Task statement:
Look through the lines below; wherever the word "dessa" appears, copy that line.

* * * * * * *

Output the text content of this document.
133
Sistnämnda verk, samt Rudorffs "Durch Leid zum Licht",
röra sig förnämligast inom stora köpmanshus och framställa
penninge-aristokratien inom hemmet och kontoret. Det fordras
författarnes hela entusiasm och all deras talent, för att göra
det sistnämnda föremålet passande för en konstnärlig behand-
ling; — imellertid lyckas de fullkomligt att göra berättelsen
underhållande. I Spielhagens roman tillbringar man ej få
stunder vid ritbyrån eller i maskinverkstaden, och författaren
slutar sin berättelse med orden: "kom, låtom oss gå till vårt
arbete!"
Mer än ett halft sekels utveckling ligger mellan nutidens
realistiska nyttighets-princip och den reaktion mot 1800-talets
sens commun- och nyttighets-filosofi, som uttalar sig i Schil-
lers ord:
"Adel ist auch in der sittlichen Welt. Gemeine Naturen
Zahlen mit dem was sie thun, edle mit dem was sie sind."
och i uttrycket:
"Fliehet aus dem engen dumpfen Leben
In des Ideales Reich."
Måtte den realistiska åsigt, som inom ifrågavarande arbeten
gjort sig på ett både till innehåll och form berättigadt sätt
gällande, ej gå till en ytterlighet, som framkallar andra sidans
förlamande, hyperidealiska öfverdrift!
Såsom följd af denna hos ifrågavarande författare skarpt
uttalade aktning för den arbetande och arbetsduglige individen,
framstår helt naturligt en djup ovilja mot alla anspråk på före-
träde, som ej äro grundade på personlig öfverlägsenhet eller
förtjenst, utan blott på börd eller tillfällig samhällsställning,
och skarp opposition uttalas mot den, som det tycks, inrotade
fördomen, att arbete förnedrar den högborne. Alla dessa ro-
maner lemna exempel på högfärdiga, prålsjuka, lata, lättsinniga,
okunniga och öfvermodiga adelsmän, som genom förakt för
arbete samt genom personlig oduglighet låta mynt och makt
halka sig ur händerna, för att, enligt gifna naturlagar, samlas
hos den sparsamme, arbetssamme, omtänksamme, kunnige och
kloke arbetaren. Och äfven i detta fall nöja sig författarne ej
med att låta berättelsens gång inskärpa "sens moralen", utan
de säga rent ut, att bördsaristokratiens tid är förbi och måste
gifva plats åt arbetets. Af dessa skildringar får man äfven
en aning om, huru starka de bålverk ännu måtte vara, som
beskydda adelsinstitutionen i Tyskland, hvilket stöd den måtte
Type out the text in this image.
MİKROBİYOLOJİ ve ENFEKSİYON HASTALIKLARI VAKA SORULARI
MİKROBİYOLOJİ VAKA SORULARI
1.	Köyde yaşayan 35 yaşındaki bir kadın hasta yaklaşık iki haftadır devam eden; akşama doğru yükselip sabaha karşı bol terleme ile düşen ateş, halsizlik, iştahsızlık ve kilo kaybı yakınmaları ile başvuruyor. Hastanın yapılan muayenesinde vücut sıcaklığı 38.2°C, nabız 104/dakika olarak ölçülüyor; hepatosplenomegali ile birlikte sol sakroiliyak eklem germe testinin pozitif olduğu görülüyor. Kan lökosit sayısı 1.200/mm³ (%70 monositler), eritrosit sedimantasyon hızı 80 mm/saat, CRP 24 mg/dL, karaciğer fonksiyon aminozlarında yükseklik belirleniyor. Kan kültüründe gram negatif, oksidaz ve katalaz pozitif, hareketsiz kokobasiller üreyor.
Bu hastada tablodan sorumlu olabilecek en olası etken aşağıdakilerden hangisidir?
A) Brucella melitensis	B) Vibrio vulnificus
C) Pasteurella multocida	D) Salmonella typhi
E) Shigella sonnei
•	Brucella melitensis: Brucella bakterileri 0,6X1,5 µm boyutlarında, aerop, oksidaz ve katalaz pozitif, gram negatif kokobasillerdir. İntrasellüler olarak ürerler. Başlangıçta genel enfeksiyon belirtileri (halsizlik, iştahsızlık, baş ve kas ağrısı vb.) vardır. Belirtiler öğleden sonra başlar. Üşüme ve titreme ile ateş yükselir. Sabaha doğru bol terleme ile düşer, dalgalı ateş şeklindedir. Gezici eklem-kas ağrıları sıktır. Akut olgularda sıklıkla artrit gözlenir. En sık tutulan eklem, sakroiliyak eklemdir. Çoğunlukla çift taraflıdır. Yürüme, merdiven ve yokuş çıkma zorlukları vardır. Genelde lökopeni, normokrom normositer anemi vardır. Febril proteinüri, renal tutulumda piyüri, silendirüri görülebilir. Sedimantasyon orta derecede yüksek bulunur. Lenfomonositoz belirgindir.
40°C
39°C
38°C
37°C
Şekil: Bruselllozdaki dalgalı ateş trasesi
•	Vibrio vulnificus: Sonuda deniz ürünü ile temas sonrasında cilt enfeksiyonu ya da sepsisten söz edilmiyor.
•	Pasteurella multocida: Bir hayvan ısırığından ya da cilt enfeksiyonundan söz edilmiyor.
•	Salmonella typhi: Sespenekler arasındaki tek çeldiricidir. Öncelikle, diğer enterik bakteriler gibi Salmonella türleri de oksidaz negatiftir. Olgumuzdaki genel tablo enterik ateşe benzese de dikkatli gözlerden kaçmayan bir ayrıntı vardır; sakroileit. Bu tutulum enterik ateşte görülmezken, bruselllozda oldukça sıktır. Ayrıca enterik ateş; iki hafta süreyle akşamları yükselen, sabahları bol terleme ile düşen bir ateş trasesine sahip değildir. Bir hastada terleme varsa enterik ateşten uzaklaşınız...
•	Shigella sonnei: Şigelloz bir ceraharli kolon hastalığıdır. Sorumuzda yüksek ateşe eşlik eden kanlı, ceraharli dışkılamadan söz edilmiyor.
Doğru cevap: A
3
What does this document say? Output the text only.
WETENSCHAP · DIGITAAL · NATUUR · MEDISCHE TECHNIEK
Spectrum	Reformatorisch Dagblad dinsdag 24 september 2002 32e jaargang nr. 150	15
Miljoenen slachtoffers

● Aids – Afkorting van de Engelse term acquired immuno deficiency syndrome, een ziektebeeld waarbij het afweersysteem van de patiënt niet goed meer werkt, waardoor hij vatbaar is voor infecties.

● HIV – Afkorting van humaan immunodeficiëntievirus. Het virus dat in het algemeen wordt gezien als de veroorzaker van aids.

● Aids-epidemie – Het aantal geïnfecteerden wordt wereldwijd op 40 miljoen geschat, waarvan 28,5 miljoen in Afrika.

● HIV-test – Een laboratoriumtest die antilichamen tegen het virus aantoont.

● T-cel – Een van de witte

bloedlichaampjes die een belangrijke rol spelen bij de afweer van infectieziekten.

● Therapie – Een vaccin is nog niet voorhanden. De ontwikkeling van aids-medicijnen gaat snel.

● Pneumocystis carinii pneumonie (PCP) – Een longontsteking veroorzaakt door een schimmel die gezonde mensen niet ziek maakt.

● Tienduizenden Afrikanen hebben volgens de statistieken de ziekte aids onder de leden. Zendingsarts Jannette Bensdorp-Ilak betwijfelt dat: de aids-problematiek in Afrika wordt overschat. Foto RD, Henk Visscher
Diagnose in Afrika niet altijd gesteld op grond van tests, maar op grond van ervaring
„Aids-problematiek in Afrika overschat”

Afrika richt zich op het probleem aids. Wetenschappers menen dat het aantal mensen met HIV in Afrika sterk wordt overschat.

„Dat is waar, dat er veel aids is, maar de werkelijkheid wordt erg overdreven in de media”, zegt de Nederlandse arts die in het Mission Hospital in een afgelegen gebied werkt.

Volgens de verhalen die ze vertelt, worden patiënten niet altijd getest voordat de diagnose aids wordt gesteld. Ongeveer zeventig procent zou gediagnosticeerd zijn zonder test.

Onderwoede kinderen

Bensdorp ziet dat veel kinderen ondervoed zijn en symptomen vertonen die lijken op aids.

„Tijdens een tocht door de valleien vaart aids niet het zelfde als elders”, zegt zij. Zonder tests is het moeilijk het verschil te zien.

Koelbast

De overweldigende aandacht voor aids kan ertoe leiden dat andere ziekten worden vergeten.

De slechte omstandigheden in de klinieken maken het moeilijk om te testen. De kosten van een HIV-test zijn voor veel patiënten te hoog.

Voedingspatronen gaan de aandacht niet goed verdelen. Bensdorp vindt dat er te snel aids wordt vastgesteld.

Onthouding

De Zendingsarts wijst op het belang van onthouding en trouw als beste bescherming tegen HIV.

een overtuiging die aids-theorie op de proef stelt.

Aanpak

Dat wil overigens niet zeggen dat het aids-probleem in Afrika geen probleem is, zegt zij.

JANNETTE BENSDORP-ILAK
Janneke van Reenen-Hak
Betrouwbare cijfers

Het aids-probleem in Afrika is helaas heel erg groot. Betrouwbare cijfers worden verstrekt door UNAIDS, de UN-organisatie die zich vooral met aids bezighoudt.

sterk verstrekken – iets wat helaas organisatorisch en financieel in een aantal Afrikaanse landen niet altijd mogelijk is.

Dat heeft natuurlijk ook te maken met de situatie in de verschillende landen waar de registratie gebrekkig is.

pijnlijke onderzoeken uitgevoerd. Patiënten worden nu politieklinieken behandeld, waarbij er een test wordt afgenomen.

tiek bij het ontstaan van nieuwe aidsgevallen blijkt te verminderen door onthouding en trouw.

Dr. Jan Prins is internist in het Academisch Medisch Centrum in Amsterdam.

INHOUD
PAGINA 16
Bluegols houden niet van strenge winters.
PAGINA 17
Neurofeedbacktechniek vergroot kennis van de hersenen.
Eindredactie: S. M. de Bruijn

* * * * * * *

Answer:
fördomen, att arbete förnedrar den högborne. Alla dessa ro-
gifva plats åt arbetets. Af dessa skildringar får man äfven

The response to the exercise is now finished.